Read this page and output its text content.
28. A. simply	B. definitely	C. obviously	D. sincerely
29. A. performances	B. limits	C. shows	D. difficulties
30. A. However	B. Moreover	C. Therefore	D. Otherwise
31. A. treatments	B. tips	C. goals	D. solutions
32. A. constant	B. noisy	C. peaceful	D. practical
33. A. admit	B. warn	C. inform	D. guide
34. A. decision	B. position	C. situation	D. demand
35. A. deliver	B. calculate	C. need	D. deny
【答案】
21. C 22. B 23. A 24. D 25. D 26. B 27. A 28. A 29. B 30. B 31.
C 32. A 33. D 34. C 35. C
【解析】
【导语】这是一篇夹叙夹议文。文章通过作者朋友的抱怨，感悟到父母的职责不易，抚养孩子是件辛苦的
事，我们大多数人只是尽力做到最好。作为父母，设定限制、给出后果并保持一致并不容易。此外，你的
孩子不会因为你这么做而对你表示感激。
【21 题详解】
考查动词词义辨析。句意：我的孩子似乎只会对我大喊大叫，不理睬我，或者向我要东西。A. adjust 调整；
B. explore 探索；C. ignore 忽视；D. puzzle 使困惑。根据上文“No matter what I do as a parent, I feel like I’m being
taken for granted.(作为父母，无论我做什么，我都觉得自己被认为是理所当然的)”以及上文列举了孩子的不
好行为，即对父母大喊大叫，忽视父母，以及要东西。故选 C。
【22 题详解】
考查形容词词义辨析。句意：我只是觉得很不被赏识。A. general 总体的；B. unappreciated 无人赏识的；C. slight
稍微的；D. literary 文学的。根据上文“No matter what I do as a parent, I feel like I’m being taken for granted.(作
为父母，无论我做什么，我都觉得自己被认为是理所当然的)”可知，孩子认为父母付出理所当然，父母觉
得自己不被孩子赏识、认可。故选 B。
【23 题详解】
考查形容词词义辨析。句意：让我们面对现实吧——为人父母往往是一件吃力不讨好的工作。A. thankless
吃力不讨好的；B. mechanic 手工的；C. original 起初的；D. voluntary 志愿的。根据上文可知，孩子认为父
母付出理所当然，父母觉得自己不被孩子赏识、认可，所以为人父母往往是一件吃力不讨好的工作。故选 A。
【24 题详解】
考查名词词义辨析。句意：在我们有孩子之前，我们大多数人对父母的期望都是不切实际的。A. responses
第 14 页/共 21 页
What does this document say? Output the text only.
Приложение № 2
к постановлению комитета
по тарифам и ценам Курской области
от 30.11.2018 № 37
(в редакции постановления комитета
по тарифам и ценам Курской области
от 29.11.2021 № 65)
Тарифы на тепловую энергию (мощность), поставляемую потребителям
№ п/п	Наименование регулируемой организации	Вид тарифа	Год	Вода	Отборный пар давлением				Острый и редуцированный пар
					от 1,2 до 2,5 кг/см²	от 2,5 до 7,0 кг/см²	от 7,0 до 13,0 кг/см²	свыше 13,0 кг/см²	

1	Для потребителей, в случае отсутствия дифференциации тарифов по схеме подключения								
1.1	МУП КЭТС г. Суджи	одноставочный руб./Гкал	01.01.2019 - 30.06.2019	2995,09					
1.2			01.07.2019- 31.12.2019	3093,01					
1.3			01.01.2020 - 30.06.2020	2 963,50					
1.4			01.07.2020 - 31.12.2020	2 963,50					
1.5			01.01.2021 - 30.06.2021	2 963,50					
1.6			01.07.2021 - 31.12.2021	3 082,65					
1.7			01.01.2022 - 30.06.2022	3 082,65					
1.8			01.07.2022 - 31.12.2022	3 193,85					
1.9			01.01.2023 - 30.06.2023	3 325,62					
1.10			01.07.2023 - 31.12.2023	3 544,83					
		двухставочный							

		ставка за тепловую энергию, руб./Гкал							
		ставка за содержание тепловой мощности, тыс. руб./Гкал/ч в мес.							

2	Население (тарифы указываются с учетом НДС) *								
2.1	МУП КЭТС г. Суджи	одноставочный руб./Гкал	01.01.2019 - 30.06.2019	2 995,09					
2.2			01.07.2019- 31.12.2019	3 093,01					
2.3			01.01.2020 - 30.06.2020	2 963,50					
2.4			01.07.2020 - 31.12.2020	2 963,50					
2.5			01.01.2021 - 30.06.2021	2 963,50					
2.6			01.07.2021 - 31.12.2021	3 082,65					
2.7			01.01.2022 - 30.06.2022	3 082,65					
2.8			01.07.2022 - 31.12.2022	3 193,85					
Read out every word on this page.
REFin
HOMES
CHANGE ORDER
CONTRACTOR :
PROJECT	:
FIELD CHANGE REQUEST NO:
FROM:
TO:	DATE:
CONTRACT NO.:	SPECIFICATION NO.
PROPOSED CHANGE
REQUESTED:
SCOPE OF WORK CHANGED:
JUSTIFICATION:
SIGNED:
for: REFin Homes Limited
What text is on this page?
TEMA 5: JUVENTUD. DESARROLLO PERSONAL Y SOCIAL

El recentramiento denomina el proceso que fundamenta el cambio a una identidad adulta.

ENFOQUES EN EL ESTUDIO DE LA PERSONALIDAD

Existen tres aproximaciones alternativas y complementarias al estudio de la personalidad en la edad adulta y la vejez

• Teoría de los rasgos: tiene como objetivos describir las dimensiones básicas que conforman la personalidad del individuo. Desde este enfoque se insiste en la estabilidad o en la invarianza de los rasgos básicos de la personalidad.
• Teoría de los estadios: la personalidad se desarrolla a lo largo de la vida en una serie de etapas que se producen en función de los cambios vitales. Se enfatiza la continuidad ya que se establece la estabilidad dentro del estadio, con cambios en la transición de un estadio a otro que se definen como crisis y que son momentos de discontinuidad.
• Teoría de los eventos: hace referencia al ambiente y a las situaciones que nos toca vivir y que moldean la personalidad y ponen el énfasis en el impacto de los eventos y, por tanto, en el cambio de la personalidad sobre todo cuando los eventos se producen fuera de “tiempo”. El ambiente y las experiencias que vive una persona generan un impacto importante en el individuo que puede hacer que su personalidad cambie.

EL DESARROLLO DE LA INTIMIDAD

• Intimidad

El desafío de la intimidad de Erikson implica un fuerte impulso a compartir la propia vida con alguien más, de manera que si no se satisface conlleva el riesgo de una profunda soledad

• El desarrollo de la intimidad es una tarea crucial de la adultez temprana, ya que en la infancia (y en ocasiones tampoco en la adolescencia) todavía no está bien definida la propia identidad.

**Work to do:** Retype each record exactly, leaving nothing out.

**Response for this exercise:**
Read this page and output its text content.
28. A. simply	B. definitely	C. obviously	D. sincerely
29. A. performances	B. limits	C. shows	D. difficulties
30. A. However	B. Moreover	C. Therefore	D. Otherwise
31. A. treatments	B. tips	C. goals	D. solutions
32. A. constant	B. noisy	C. peaceful	D. practical
33. A. admit	B. warn	C. inform	D. guide
34. A. decision	B. position	C. situation	D. demand
35. A. deliver	B. calculate	C. need	D. deny
【答案】
21. C 22. B 23. A 24. D 25. D 26. B 27. A 28. A 29. B 30. B 31.
C 32. A 33. D 34. C 35. C
【解析】
【导语】这是一篇夹叙夹议文。文章通过作者朋友的抱怨，感悟到父母的职责不易，抚养孩子是件辛苦的
事，我们大多数人只是尽力做到最好。作为父母，设定限制、给出后果并保持一致并不容易。此外，你的
孩子不会因为你这么做而对你表示感激。
【21 题详解】
考查动词词义辨析。句意：我的孩子似乎只会对我大喊大叫，不理睬我，或者向我要东西。A. adjust 调整；
B. explore 探索；C. ignore 忽视；D. puzzle 使困惑。根据上文“No matter what I do as a parent, I feel like I’m being
taken for granted.(作为父母，无论我做什么，我都觉得自己被认为是理所当然的)”以及上文列举了孩子的不
好行为，即对父母大喊大叫，忽视父母，以及要东西。故选 C。
【22 题详解】
考查形容词词义辨析。句意：我只是觉得很不被赏识。A. general 总体的；B. unappreciated 无人赏识的；C. slight
稍微的；D. literary 文学的。根据上文“No matter what I do as a parent, I feel like I’m being taken for granted.(作
为父母，无论我做什么，我都觉得自己被认为是理所当然的)”可知，孩子认为父母付出理所当然，父母觉
得自己不被孩子赏识、认可。故选 B。
【23 题详解】
考查形容词词义辨析。句意：让我们面对现实吧——为人父母往往是一件吃力不讨好的工作。A. thankless
吃力不讨好的；B. mechanic 手工的；C. original 起初的；D. voluntary 志愿的。根据上文可知，孩子认为父
母付出理所当然，父母觉得自己不被孩子赏识、认可，所以为人父母往往是一件吃力不讨好的工作。故选 A。
【24 题详解】
考查名词词义辨析。句意：在我们有孩子之前，我们大多数人对父母的期望都是不切实际的。A. responses
第 14 页/共 21 页
What does this document say? Output the text only.
Приложение № 2
к постановлению комитета
по тарифам и ценам Курской области
от 30.11.2018 № 37
(в редакции постановления комитета
по тарифам и ценам Курской области
от 29.11.2021 № 65)
Тарифы на тепловую энергию (мощность), поставляемую потребителям
№ п/п	Наименование регулируемой организации	Вид тарифа	Год	Вода	Отборный пар давлением				Острый и редуцированный пар
					от 1,2 до 2,5 кг/см²	от 2,5 до 7,0 кг/см²	от 7,0 до 13,0 кг/см²	свыше 13,0 кг/см²	

1	Для потребителей, в случае отсутствия дифференциации тарифов по схеме подключения								
1.1	МУП КЭТС г. Суджи	одноставочный руб./Гкал	01.01.2019 - 30.06.2019	2995,09					
1.2			01.07.2019- 31.12.2019	3093,01					
1.3			01.01.2020 - 30.06.2020	2 963,50					
1.4			01.07.2020 - 31.12.2020	2 963,50					
1.5			01.01.2021 - 30.06.2021	2 963,50					
1.6			01.07.2021 - 31.12.2021	3 082,65					
1.7			01.01.2022 - 30.06.2022	3 082,65					
1.8			01.07.2022 - 31.12.2022	3 193,85					
1.9			01.01.2023 - 30.06.2023	3 325,62					
1.10			01.07.2023 - 31.12.2023	3 544,83					
		двухставочный							

		ставка за тепловую энергию, руб./Гкал							
		ставка за содержание тепловой мощности, тыс. руб./Гкал/ч в мес.							

2	Население (тарифы указываются с учетом НДС) *								
2.1	МУП КЭТС г. Суджи	одноставочный руб./Гкал	01.01.2019 - 30.06.2019	2 995,09					
2.2			01.07.2019- 31.12.2019	3 093,01					
2.3			01.01.2020 - 30.06.2020	2 963,50					
2.4			01.07.2020 - 31.12.2020	2 963,50					
2.5			01.01.2021 - 30.06.2021	2 963,50					
2.6			01.07.2021 - 31.12.2021	3 082,65					
2.7			01.01.2022 - 30.06.2022	3 082,65					
2.8			01.07.2022 - 31.12.2022	3 193,85					
Read out every word on this page.
REFin
HOMES
CHANGE ORDER
CONTRACTOR :
PROJECT	:
FIELD CHANGE REQUEST NO:
FROM:
TO:	DATE:
CONTRACT NO.:	SPECIFICATION NO.
PROPOSED CHANGE
REQUESTED:
SCOPE OF WORK CHANGED:
JUSTIFICATION:
SIGNED:
for: REFin Homes Limited
What text is on this page?
TEMA 5: JUVENTUD. DESARROLLO PERSONAL Y SOCIAL

El recentramiento denomina el proceso que fundamenta el cambio a una identidad adulta.

ENFOQUES EN EL ESTUDIO DE LA PERSONALIDAD

Existen tres aproximaciones alternativas y complementarias al estudio de la personalidad en la edad adulta y la vejez

• Teoría de los rasgos: tiene como objetivos describir las dimensiones básicas que conforman la personalidad del individuo. Desde este enfoque se insiste en la estabilidad o en la invarianza de los rasgos básicos de la personalidad.
• Teoría de los estadios: la personalidad se desarrolla a lo largo de la vida en una serie de etapas que se producen en función de los cambios vitales. Se enfatiza la continuidad ya que se establece la estabilidad dentro del estadio, con cambios en la transición de un estadio a otro que se definen como crisis y que son momentos de discontinuidad.
• Teoría de los eventos: hace referencia al ambiente y a las situaciones que nos toca vivir y que moldean la personalidad y ponen el énfasis en el impacto de los eventos y, por tanto, en el cambio de la personalidad sobre todo cuando los eventos se producen fuera de “tiempo”. El ambiente y las experiencias que vive una persona generan un impacto importante en el individuo que puede hacer que su personalidad cambie.

EL DESARROLLO DE LA INTIMIDAD

• Intimidad

El desafío de la intimidad de Erikson implica un fuerte impulso a compartir la propia vida con alguien más, de manera que si no se satisface conlleva el riesgo de una profunda soledad

• El desarrollo de la intimidad es una tarea crucial de la adultez temprana, ya que en la infancia (y en ocasiones tampoco en la adolescencia) todavía no está bien definida la propia identidad.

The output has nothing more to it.